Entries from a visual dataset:
<<<<

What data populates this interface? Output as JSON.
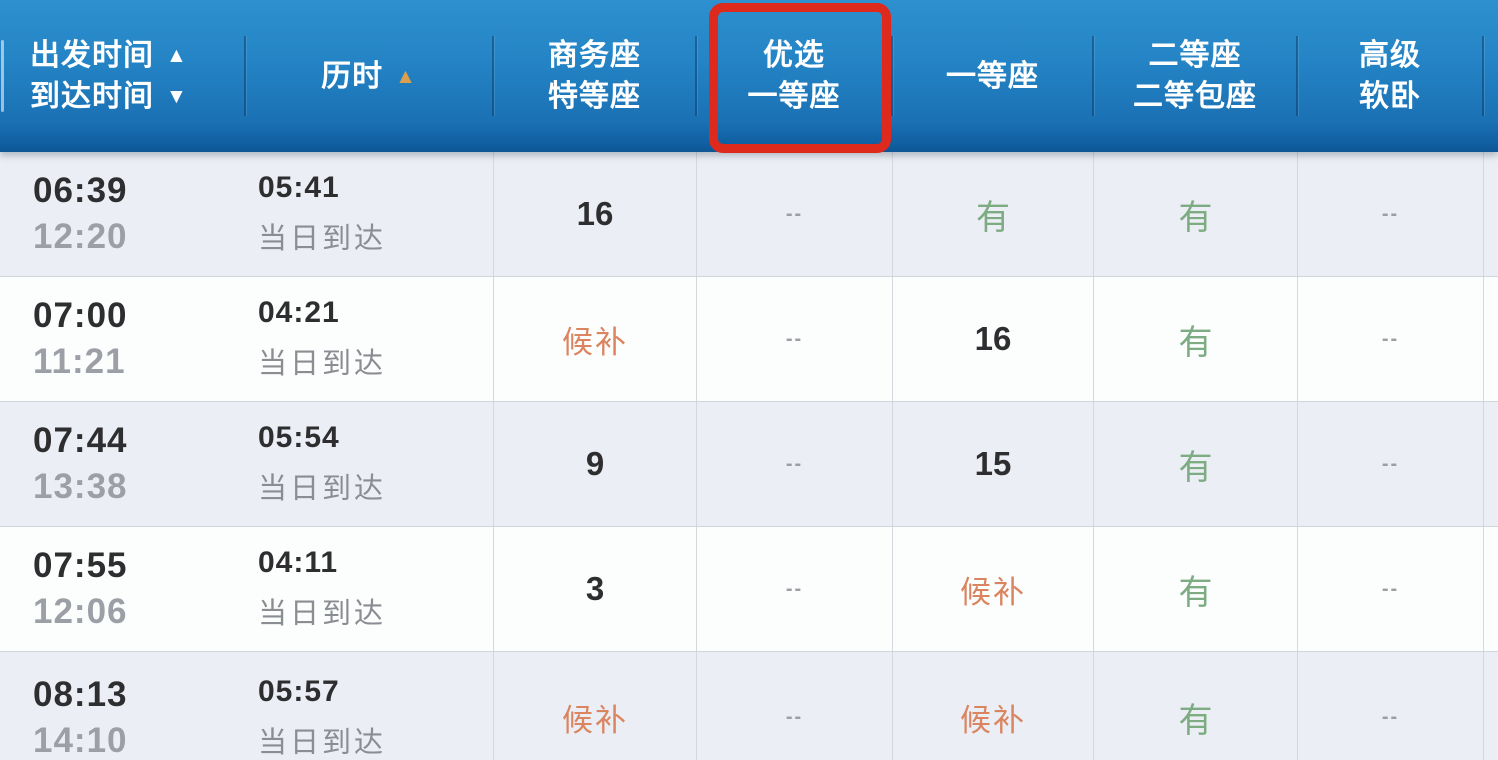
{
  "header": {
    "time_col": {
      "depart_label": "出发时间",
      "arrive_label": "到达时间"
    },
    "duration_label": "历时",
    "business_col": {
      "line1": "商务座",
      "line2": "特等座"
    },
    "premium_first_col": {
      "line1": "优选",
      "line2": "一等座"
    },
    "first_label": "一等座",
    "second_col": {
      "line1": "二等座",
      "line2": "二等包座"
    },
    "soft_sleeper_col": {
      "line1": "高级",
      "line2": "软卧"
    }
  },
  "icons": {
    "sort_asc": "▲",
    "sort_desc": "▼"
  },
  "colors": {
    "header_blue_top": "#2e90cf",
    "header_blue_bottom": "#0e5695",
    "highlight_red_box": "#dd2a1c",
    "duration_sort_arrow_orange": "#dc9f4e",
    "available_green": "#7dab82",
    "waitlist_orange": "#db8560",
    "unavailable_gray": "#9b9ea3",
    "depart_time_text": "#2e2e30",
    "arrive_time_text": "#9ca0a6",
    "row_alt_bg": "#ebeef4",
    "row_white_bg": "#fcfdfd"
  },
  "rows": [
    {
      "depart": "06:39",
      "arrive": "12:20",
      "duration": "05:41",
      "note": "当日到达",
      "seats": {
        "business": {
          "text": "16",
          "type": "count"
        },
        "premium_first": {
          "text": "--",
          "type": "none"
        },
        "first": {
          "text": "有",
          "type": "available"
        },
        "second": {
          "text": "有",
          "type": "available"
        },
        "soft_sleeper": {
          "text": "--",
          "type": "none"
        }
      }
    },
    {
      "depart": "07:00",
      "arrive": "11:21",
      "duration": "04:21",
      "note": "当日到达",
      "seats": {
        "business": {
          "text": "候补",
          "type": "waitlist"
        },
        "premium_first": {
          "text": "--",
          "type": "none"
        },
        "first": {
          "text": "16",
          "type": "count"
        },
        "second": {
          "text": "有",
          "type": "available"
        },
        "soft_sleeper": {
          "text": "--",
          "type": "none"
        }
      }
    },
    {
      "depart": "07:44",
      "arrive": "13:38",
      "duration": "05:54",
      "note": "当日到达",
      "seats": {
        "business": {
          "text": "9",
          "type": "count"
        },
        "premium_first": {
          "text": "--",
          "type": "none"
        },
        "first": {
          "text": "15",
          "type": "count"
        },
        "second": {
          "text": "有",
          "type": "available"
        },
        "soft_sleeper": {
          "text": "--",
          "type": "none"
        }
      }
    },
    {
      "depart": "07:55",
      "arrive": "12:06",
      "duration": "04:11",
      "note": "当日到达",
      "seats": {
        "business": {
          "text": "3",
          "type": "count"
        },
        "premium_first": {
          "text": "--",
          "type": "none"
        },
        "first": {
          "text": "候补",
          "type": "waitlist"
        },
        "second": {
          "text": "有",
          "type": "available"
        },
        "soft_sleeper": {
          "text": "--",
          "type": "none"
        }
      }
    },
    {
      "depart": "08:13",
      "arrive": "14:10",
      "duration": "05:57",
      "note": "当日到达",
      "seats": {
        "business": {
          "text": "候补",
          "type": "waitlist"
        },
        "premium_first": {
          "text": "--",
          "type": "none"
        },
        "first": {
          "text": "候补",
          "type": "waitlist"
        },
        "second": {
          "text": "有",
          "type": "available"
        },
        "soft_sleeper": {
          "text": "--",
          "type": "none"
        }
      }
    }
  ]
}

>>>>
<<<<

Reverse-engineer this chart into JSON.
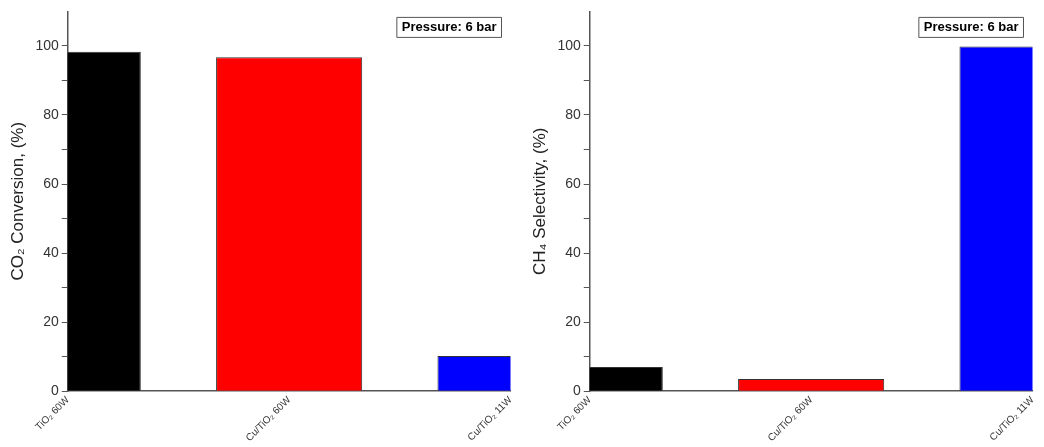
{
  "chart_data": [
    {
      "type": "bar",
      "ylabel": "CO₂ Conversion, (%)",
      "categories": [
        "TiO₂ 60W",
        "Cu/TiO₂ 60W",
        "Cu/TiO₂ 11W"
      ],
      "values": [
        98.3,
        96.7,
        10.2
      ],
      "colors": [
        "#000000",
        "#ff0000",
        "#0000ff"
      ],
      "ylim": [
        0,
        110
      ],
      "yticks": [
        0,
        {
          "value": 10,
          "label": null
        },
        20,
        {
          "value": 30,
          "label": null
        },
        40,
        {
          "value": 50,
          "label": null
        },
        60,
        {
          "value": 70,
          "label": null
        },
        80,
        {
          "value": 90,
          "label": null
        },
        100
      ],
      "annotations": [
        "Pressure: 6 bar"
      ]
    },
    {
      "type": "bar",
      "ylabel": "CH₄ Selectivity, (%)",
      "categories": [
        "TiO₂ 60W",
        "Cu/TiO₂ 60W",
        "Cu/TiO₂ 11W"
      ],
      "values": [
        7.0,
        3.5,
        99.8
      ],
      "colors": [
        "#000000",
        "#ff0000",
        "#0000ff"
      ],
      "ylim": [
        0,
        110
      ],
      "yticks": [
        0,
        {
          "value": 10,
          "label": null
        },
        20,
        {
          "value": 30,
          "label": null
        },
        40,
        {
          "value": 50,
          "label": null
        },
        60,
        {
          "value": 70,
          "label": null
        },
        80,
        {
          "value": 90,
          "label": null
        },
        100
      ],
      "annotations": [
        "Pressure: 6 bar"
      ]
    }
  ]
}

>>>>

## Short task
Which lines above hold the word "ylabel"? Copy each of them.

## Result
      "ylabel": "CO₂ Conversion, (%)",
      "ylabel": "CH₄ Selectivity, (%)",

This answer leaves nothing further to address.